╭─ Page extract
# Great to have this



## tropicalsun (May 21, 2004)

I am excited about this new forum and will be checking it daily!

God bless,
Tropicalsun


----------



## Bay Gal (Jun 1, 2004)

I'm excited too, and glad to have you with us!


----------



## seawings (Aug 28, 2004)

*Learning to Pray:*

I was raised in Catholic schools, raised our children in the Methodist Church (even taught Sunday school for many years) however, it wasn't until we returned to my wife's Baptist upbringing did I ever know how to pray extemporaneously&#8230;and I am still not good or comfortable in a group. Here's were the 2Cool group has been a great value to me&#8230;I started putting prayers together for those in need. They are not graceful and crafted like Mrs. B's but they have been a stretch for me and a great help in my public prayer life. For allowing my first steps I thank everyone for their patience. I love this new site!


----------



## activescrape (Jan 8, 2006)

*journey*

That's great to hear seawings. It is definately a journey and it consists of endless steps, some big and some small. You can rest assured that your creator is pleased at your willingness to pray on this forum. But more for your sake than his. He knows your heart and that is what he is so happy about. Sorry for preaching, I'm just happy too.


----------



## Mrs Backlasher (Dec 19, 2004)

Welcome, tropicalsun!

I think I'll probably come here first thing when I check in on 2Cool, and the last thing before I turn it off.

Seawings, thank you for your testimony about growing in your prayer life. It's an adventure, isn't it?

The first time I ever prayed out loud I was in my 20's and I was scared to death. I was at a house prayer meeting leading up to a revival week at our church. My pastor was there, and someone said, "Let's just pray around in a circle." Oh, NO! I'll make a fool of myself right here in front of my pastor. I figured when it got to me I'd just say "Pass" and let them go by me.

But by the time it was my turn to pray, I had thought of one sentence to pray. When I finished that sentence, something else had come to me. When I prayed that, I thought of something else, and so on.

That was a startling experience for me. I had always thought that everybody knew everything they would say before they started to pray. And I found out, all you have to do is START praying! Then the Spirit of God will lead you in what to pray for. Amazing!

Another learning experience for me was "sentence prayer." In a group, you can either go around in order, or just be spontaneous as to who prays next. But each person is allowed to pray only one sentence. You can do this by topic, so that everyone prays their sentence on the same subject, then start over with another subject. Or the subject matter can be spontaneous as well. This is a way to include folks who are unaccustomed to praying out loud, as they feel more comfortable knowing they only have to pray one sentence.

Baby steps. I think God loves watching us grow.


----------



## luv2fish (Mar 21, 2005)

The Lord works us in the most interesting places, does't HE?
GOD is just 2cool


----------
╰─
╭─ Excerpted data
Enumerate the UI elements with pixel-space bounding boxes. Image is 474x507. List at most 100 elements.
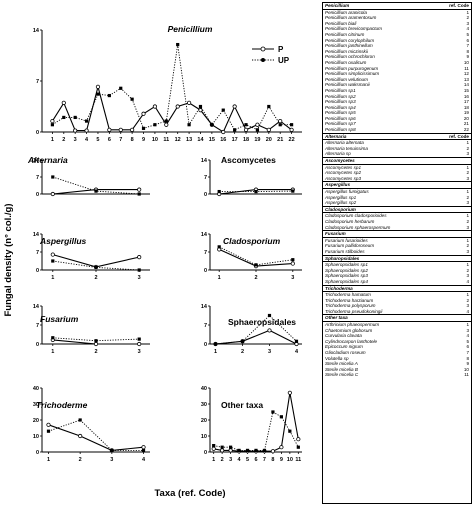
taxon-name: Trichoderma pseudokoningii — [325, 308, 383, 314]
taxon-code: 15 — [463, 87, 469, 93]
x-tick-label: 3 — [138, 349, 141, 355]
data-point-UP — [62, 115, 66, 120]
data-point-UP — [96, 92, 100, 96]
y-tick-label: 0 — [204, 192, 207, 198]
data-point-UP — [254, 448, 258, 452]
taxon-name: Penicillium velutinum — [325, 76, 368, 82]
taxon-code: 21 — [463, 121, 469, 127]
data-point-UP — [254, 263, 258, 267]
data-point-UP — [51, 175, 55, 179]
data-point-UP — [78, 418, 82, 422]
table-row: Ascomycetes sp3 3 — [323, 176, 471, 182]
taxon-code: 2 — [466, 170, 469, 176]
panel-title: Trichoderme — [36, 400, 88, 410]
taxon-code: 2 — [466, 297, 469, 303]
taxon-name: Penicillium brevicompactum — [325, 26, 382, 32]
panel-5: 0 7 14 1 2 3 Fusarium — [33, 304, 150, 355]
series-line-UP — [219, 246, 293, 266]
taxon-name: Fusarium pallidoroseum — [325, 243, 375, 249]
data-point-UP — [94, 189, 98, 193]
taxon-code: 1 — [466, 262, 469, 268]
x-tick-label: 1 — [214, 349, 217, 355]
table-row: Volutella sp 8 — [323, 356, 471, 362]
taxon-name: Trichoderma polysporum — [325, 303, 376, 309]
taxon-name: Alternaria alternata — [325, 140, 364, 146]
taxon-code: 1 — [466, 292, 469, 298]
x-tick-label: 1 — [51, 137, 54, 143]
y-tick-label: 0 — [204, 268, 207, 274]
taxon-code: 4 — [466, 333, 469, 339]
data-point-UP — [137, 192, 141, 196]
taxon-name: Cladosporium cladosporioides — [325, 213, 387, 219]
taxon-code: 2 — [466, 15, 469, 21]
x-tick-label: 5 — [246, 457, 249, 463]
y-tick-label: 10 — [33, 434, 39, 440]
data-point-UP — [212, 444, 216, 448]
table-row: Cladosporium sphaerospermum 3 — [323, 225, 471, 231]
taxon-name: Penicillium waksmanii — [325, 82, 370, 88]
legend-label-P: P — [278, 45, 284, 54]
legend-label-UP: UP — [278, 56, 290, 65]
x-tick-label: 8 — [131, 137, 134, 143]
panel-title: Alternaria — [27, 155, 68, 165]
data-point-UP — [176, 42, 180, 47]
y-tick-label: 20 — [33, 418, 39, 424]
table-row: Aspergillus sp1 2 — [323, 195, 471, 201]
x-tick-label: 1 — [51, 275, 54, 281]
taxon-code: 11 — [464, 372, 469, 378]
table-row: Penicillium aranicola 1 — [323, 10, 471, 16]
data-point-P — [118, 127, 123, 132]
y-tick-label: 0 — [36, 130, 39, 136]
taxon-code: 20 — [463, 115, 469, 121]
series-line-P — [215, 329, 297, 345]
x-tick-label: 9 — [142, 137, 145, 143]
data-point-P — [270, 449, 276, 454]
data-point-P — [279, 445, 284, 450]
x-tick-label: 3 — [74, 137, 77, 143]
taxon-code: 3 — [466, 248, 469, 254]
panel-7: 0 10 20 30 40 1 2 3 4 Trichoderme — [33, 386, 150, 463]
data-point-UP — [73, 115, 77, 120]
taxon-name: Penicillium sp7 — [325, 121, 356, 127]
y-tick-label: 30 — [33, 402, 39, 408]
data-point-P — [221, 129, 226, 135]
table-row: Fusarium pallidoroseum 2 — [323, 243, 471, 249]
x-tick-label: 2 — [221, 457, 224, 463]
panel-title: Other taxa — [221, 400, 263, 410]
x-tick-label: 19 — [254, 137, 260, 143]
data-point-P — [228, 448, 233, 453]
data-point-P — [46, 422, 51, 427]
group-name: Penicillium — [325, 3, 350, 8]
data-point-UP — [229, 445, 233, 449]
table-row: Sterile micelia A 9 — [323, 361, 471, 367]
y-tick-label: 0 — [204, 450, 207, 456]
taxon-name: Penicillium aramentosum — [325, 15, 377, 21]
y-tick-label: 10 — [201, 434, 207, 440]
data-point-UP — [110, 448, 114, 452]
group-code-label: ref. Code — [449, 3, 469, 8]
y-tick-label: 14 — [33, 28, 40, 34]
x-tick-label: 1 — [218, 275, 221, 281]
table-row: Ascomycetes sp2 2 — [323, 170, 471, 176]
data-point-P — [266, 127, 271, 132]
panel-4: 0 7 14 1 2 3 Cladosporium — [201, 232, 302, 281]
taxon-name: Ascomycetes sp3 — [325, 175, 361, 181]
data-point-UP — [217, 245, 221, 249]
taxon-code: 8 — [466, 355, 469, 361]
table-row: Penicillium velutinum 13 — [323, 77, 471, 83]
table-group-header: Penicillium ref. Code — [323, 3, 471, 10]
taxon-code: 5 — [466, 31, 469, 37]
taxon-code: 3 — [466, 151, 469, 157]
taxon-code: 7 — [466, 43, 469, 49]
table-row: Sphaeropsidales sp3 3 — [323, 273, 471, 279]
table-row: Cylindrocarpon lanthotele 5 — [323, 339, 471, 345]
table-row: Fusarium fusarioides 1 — [323, 238, 471, 244]
y-tick-label: 7 — [204, 175, 207, 181]
data-point-UP — [94, 265, 98, 270]
table-row: Sterile micelia B 10 — [323, 367, 471, 373]
x-tick-label: 20 — [266, 137, 272, 143]
taxon-code: 1 — [466, 322, 469, 328]
x-tick-label: 18 — [243, 137, 249, 143]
╰─
• **Exercise task A**: In the forum thread, how much is each person allowed to pray during "sentence prayer"?
• **Exercise task B**: Write out the part of the forum thread from "Welcome, tropicalsun!" to "else, and so on.".

• **Exercise solution A**: Only one sentence.

• **Exercise solution B**:
Welcome, tropicalsun!

I think I'll probably come here first thing when I check in on 2Cool, and the last thing before I turn it off.

Seawings, thank you for your testimony about growing in your prayer life. It's an adventure, isn't it?

The first time I ever prayed out loud I was in my 20's and I was scared to death. I was at a house prayer meeting leading up to a revival week at our church. My pastor was there, and someone said, "Let's just pray around in a circle." Oh, NO! I'll make a fool of myself right here in front of my pastor. I figured when it got to me I'd just say "Pass" and let them go by me.

But by the time it was my turn to pray, I had thought of one sentence to pray. When I finished that sentence, something else had come to me. When I prayed that, I thought of something else, and so on.